• **Written request**:
Using the entries that follow, collect the lines where the word "обращении" appears.

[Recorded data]
========

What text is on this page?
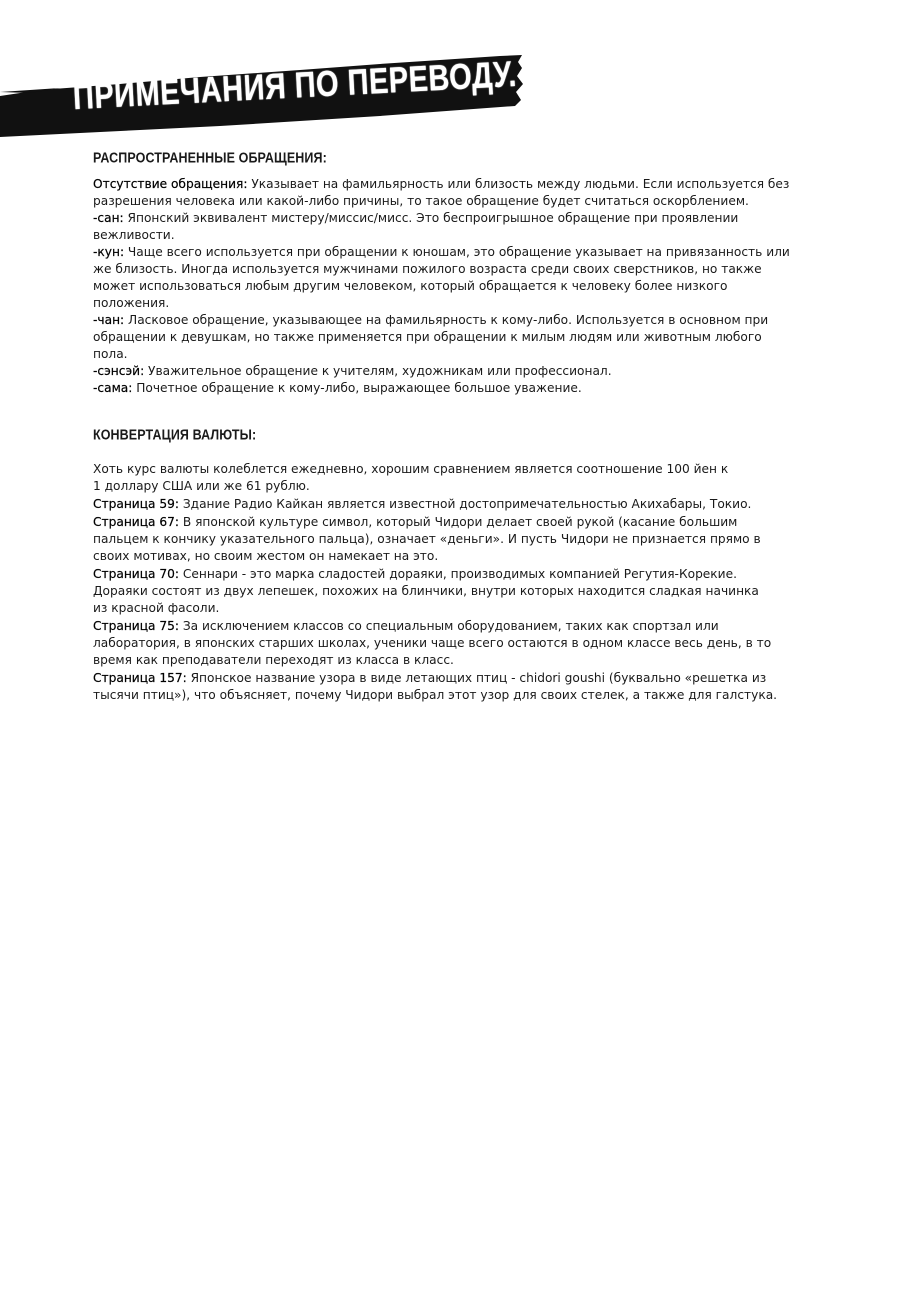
ПРИМЕЧАНИЯ ПО ПЕРЕВОДУ.
РАСПРОСТРАНЕННЫЕ ОБРАЩЕНИЯ:

Отсутствие обращения: Указывает на фамильярность или близость между людьми. Если используется без
разрешения человека или какой-либо причины, то такое обращение будет считаться оскорблением.

-сан: Японский эквивалент мистеру/миссис/мисс. Это беспроигрышное обращение при проявлении
вежливости.

-кун: Чаще всего используется при обращении к юношам, это обращение указывает на привязанность или
же близость. Иногда используется мужчинами пожилого возраста среди своих сверстников, но также
может использоваться любым другим человеком, который обращается к человеку более низкого
положения.

-чан: Ласковое обращение, указывающее на фамильярность к кому-либо. Используется в основном при
обращении к девушкам, но также применяется при обращении к милым людям или животным любого
пола.

-сэнсэй: Уважительное обращение к учителям, художникам или профессионал.

-сама: Почетное обращение к кому-либо, выражающее большое уважение.

КОНВЕРТАЦИЯ ВАЛЮТЫ:

Хоть курс валюты колеблется ежедневно, хорошим сравнением является соотношение 100 йен к
1 доллару США или же 61 рублю.

Страница 59: Здание Радио Кайкан является известной достопримечательностью Акихабары, Токио.

Страница 67: В японской культуре символ, который Чидори делает своей рукой (касание большим
пальцем к кончику указательного пальца), означает «деньги». И пусть Чидори не признается прямо в
своих мотивах, но своим жестом он намекает на это.

Страница 70: Сеннари - это марка сладостей дораяки, производимых компанией Регутия-Корекие.
Дораяки состоят из двух лепешек, похожих на блинчики, внутри которых находится сладкая начинка
из красной фасоли.

Страница 75: За исключением классов со специальным оборудованием, таких как спортзал или
лаборатория, в японских старших школах, ученики чаще всего остаются в одном классе весь день, в то
время как преподаватели переходят из класса в класс.

Страница 157: Японское название узора в виде летающих птиц - chidori goushi (буквально «решетка из
тысячи птиц»), что объясняет, почему Чидори выбрал этот узор для своих стелек, а также для галстука.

========

• **Task answer**:
-кун: Чаще всего используется при обращении к юношам, это обращение указывает на привязанность или
обращении к девушкам, но также применяется при обращении к милым людям или животным любого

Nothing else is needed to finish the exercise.